■ **What to produce**:
Please return the lines of the entries below, unchanged, starting at the very first line and ending at the line containing "category-label: Gustón Salinas", with both of those lines included.

■ **Available records**:
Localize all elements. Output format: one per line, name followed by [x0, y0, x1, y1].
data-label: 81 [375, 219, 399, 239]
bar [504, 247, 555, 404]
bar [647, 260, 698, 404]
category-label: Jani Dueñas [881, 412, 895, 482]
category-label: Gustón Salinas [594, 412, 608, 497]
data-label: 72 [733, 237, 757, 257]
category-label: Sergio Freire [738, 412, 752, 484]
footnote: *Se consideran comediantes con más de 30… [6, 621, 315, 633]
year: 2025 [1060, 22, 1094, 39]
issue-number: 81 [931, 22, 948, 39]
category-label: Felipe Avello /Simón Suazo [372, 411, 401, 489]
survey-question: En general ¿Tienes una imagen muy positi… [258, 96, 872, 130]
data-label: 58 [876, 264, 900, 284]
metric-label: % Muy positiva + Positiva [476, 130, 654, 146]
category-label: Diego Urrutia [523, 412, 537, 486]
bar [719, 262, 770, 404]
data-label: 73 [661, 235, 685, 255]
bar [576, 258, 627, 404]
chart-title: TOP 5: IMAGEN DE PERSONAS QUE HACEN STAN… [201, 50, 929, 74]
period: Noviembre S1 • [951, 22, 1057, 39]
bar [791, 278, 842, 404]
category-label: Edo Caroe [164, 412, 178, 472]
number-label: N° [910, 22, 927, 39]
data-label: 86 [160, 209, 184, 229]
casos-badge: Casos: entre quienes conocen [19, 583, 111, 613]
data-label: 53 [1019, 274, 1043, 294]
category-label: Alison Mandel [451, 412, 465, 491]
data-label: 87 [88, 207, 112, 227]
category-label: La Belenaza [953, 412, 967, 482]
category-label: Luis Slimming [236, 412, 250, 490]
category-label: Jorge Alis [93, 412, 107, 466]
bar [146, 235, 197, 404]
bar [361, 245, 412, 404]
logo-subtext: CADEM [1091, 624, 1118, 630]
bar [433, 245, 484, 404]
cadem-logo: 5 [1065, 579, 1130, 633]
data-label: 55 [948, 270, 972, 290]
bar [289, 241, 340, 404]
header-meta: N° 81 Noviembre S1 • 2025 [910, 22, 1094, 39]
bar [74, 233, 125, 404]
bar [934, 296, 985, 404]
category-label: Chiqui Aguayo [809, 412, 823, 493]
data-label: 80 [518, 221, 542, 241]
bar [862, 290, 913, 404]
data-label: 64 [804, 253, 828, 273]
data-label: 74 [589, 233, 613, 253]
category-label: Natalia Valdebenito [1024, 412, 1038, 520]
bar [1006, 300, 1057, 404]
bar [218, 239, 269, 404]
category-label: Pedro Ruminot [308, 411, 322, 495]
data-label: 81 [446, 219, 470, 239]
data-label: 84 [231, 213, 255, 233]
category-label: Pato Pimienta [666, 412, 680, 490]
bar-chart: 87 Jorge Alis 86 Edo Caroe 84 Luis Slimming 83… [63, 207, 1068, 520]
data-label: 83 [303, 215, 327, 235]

■ **Exercise answer**:
Localize all elements. Output format: one per line, name followed by [x0, y0, x1, y1].
data-label: 81 [375, 219, 399, 239]
bar [504, 247, 555, 404]
bar [647, 260, 698, 404]
category-label: Jani Dueñas [881, 412, 895, 482]
category-label: Gustón Salinas [594, 412, 608, 497]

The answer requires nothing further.